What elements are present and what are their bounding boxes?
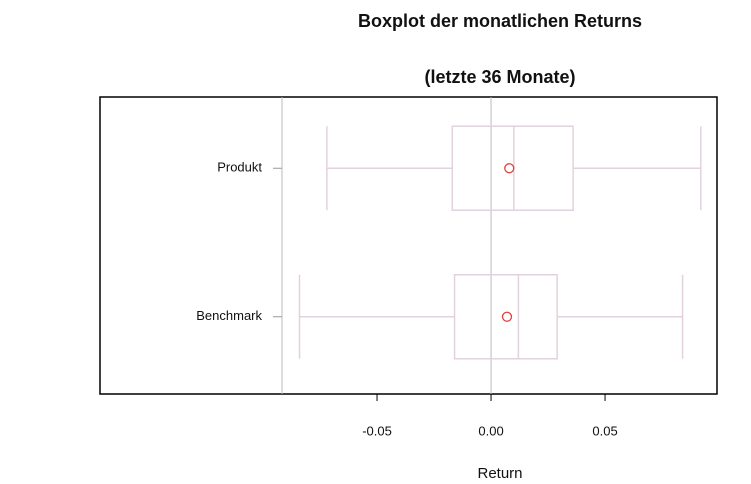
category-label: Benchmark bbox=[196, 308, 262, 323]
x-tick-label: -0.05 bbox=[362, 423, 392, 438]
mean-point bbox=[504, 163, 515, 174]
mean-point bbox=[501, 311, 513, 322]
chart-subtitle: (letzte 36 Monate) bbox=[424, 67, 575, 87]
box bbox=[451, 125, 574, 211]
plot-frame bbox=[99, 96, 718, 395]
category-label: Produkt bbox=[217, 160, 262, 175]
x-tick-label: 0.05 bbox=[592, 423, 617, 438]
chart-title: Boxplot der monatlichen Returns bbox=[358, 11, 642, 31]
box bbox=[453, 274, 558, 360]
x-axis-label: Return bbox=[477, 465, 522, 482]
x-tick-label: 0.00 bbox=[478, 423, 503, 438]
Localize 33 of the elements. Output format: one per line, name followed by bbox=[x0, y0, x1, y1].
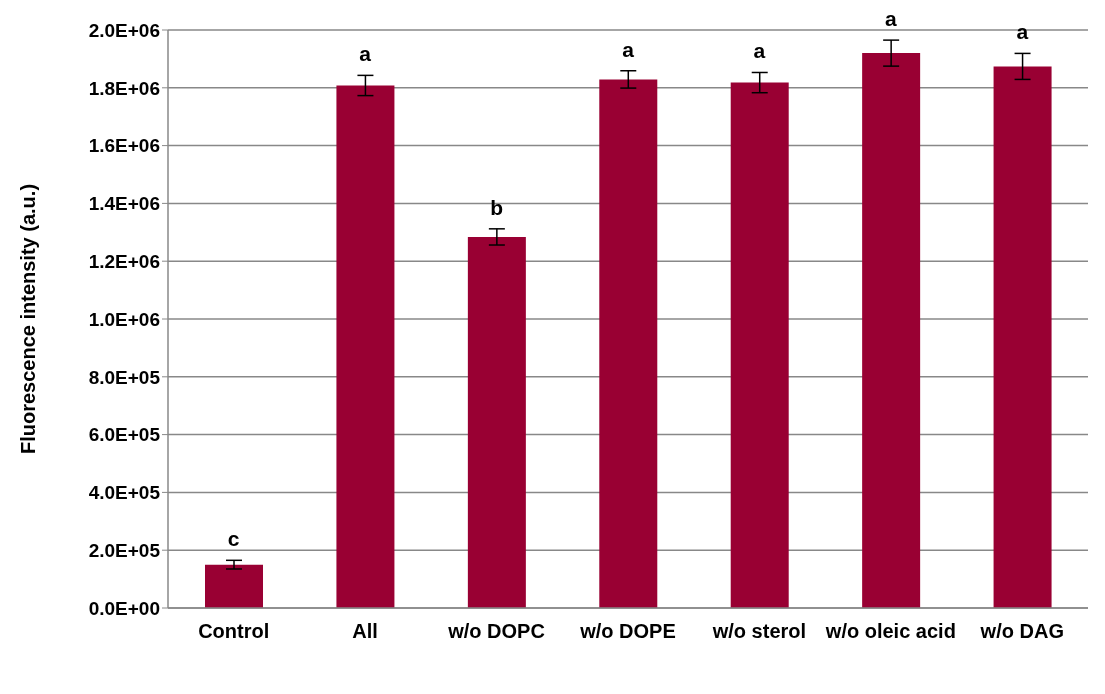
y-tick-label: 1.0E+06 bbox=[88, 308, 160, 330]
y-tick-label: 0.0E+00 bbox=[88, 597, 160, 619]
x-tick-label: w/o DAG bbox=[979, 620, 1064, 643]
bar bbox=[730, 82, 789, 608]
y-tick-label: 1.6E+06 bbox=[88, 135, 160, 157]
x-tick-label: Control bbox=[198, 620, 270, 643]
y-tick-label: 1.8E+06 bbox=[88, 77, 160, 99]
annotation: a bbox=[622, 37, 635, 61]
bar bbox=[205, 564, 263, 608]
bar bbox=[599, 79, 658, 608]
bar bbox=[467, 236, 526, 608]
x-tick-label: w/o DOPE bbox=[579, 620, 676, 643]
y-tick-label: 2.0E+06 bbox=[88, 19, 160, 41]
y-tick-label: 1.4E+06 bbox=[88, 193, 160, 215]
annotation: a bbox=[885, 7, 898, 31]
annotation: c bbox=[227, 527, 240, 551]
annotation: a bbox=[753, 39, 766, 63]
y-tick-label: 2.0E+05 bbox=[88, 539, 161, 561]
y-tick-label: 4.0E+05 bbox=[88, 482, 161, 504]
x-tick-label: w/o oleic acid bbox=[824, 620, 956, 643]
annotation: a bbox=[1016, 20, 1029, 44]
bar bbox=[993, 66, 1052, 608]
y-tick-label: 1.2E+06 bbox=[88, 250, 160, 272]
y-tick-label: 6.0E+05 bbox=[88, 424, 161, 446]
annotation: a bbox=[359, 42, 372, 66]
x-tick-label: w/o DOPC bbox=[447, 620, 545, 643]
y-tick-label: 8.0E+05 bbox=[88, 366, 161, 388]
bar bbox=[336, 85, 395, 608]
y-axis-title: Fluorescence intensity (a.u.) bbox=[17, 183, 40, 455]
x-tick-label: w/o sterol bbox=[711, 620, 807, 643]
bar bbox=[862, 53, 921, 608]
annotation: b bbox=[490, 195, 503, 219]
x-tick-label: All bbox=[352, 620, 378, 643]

* * *

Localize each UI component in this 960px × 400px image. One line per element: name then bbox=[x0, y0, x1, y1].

**WHAT TO PRODUCE:**
Please rewrite the records from the line with "What elements are" up to and including the line with "chart-subtitle: (letzte 36", changing "mean-point" to "mean-marker" and keeping everything else the same. Give only those lines, and leave the pictures out.

**WRITTEN SOLUTION:**
What elements are present and what are their bounding boxes?
category-label: Benchmark bbox=[196, 308, 262, 323]
x-tick-label: -0.05 bbox=[362, 423, 392, 438]
mean-marker bbox=[504, 163, 515, 174]
mean-marker bbox=[501, 311, 513, 322]
chart-subtitle: (letzte 36 Monate) bbox=[424, 67, 575, 87]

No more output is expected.